--- DATA PROVIDED ---
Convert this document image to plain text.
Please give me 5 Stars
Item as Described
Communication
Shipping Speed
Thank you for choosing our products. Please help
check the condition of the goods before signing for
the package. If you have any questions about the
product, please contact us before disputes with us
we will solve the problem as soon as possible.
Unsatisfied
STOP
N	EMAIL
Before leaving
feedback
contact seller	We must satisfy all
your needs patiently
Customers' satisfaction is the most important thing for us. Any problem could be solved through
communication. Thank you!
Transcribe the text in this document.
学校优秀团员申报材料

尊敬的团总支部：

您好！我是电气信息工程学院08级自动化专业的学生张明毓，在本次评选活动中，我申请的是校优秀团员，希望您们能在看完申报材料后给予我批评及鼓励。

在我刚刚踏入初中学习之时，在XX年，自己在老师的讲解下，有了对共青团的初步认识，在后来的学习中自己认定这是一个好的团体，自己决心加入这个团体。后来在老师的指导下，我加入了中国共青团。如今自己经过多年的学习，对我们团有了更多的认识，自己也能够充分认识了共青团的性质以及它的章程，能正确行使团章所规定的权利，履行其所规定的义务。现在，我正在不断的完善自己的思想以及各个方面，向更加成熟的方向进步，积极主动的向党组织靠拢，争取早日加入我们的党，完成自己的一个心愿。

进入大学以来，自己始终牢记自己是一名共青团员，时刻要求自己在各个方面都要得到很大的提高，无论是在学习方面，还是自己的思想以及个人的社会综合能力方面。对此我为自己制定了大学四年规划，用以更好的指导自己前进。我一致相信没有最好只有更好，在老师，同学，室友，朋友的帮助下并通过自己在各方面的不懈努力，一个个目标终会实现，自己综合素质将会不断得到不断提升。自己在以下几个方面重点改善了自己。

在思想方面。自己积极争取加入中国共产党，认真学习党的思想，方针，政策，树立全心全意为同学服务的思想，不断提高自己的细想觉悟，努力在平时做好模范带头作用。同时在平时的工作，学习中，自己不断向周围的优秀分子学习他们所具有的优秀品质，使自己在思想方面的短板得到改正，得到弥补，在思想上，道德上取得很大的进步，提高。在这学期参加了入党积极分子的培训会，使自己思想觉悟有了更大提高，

--- STATED TASK ---
Copy every line verbatim.

--- WRITTEN REPLY ---
Convert this document image to plain text.
Please give me 5 Stars
Item as Described
Communication
Shipping Speed
Thank you for choosing our products. Please help
check the condition of the goods before signing for
the package. If you have any questions about the
product, please contact us before disputes with us
we will solve the problem as soon as possible.
Unsatisfied
STOP
N	EMAIL
Before leaving
feedback
contact seller	We must satisfy all
your needs patiently
Customers' satisfaction is the most important thing for us. Any problem could be solved through
communication. Thank you!
Transcribe the text in this document.
学校优秀团员申报材料

尊敬的团总支部：

您好！我是电气信息工程学院08级自动化专业的学生张明毓，在本次评选活动中，我申请的是校优秀团员，希望您们能在看完申报材料后给予我批评及鼓励。

在我刚刚踏入初中学习之时，在XX年，自己在老师的讲解下，有了对共青团的初步认识，在后来的学习中自己认定这是一个好的团体，自己决心加入这个团体。后来在老师的指导下，我加入了中国共青团。如今自己经过多年的学习，对我们团有了更多的认识，自己也能够充分认识了共青团的性质以及它的章程，能正确行使团章所规定的权利，履行其所规定的义务。现在，我正在不断的完善自己的思想以及各个方面，向更加成熟的方向进步，积极主动的向党组织靠拢，争取早日加入我们的党，完成自己的一个心愿。

进入大学以来，自己始终牢记自己是一名共青团员，时刻要求自己在各个方面都要得到很大的提高，无论是在学习方面，还是自己的思想以及个人的社会综合能力方面。对此我为自己制定了大学四年规划，用以更好的指导自己前进。我一致相信没有最好只有更好，在老师，同学，室友，朋友的帮助下并通过自己在各方面的不懈努力，一个个目标终会实现，自己综合素质将会不断得到不断提升。自己在以下几个方面重点改善了自己。

在思想方面。自己积极争取加入中国共产党，认真学习党的思想，方针，政策，树立全心全意为同学服务的思想，不断提高自己的细想觉悟，努力在平时做好模范带头作用。同时在平时的工作，学习中，自己不断向周围的优秀分子学习他们所具有的优秀品质，使自己在思想方面的短板得到改正，得到弥补，在思想上，道德上取得很大的进步，提高。在这学期参加了入党积极分子的培训会，使自己思想觉悟有了更大提高，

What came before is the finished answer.